[Data records]
--- Start ---
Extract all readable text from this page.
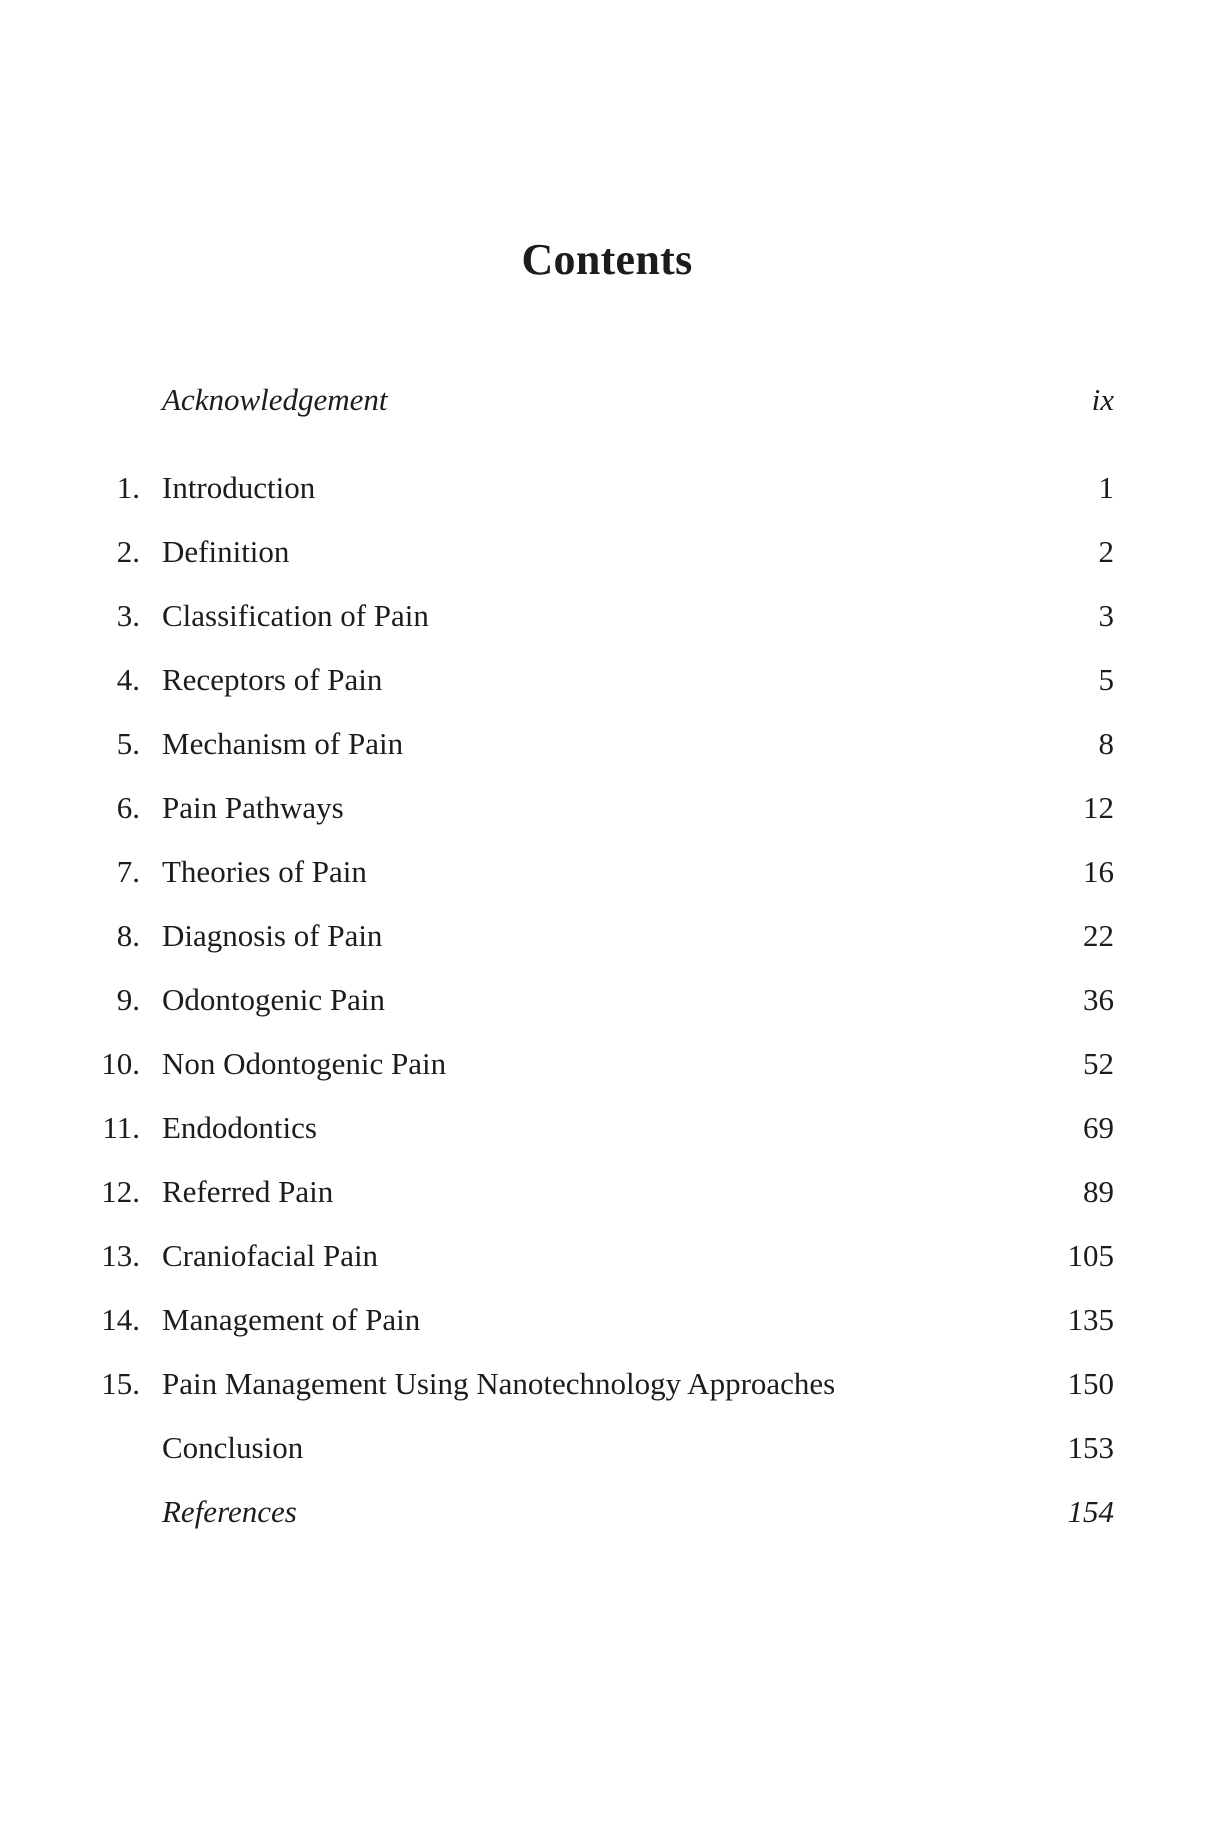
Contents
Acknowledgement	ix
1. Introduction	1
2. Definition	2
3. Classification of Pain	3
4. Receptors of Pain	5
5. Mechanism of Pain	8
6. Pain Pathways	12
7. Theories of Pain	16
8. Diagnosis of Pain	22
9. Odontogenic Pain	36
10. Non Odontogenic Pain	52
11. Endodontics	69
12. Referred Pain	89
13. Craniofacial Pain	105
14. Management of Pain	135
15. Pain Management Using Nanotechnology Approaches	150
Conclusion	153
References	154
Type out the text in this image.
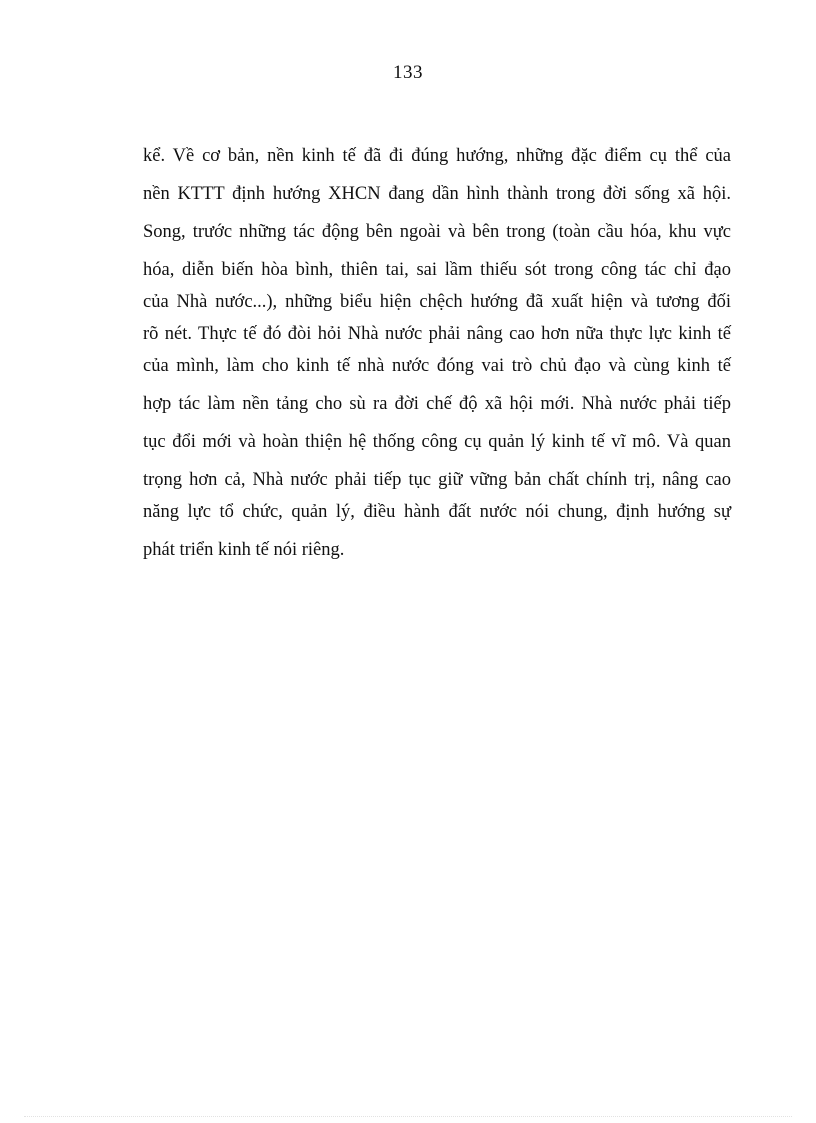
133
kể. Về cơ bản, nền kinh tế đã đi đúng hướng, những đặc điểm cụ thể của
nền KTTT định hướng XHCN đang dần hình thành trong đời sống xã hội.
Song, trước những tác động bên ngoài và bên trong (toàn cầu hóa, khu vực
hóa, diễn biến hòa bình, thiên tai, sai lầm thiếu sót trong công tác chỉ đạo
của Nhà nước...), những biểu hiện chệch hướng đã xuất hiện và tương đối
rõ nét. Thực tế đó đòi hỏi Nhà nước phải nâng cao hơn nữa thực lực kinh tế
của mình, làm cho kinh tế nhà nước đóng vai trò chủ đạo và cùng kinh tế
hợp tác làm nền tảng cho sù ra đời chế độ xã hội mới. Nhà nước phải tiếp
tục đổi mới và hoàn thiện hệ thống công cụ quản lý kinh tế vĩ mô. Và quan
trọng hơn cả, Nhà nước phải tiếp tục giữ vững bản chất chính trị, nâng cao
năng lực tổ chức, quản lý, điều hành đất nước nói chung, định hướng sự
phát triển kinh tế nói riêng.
--- End ---
Where a line in the entries holds the word "text", copy that line.

▶ _OUTPUT OF THE EXERCISE_:
Extract all readable text from this page.
Type out the text in this image.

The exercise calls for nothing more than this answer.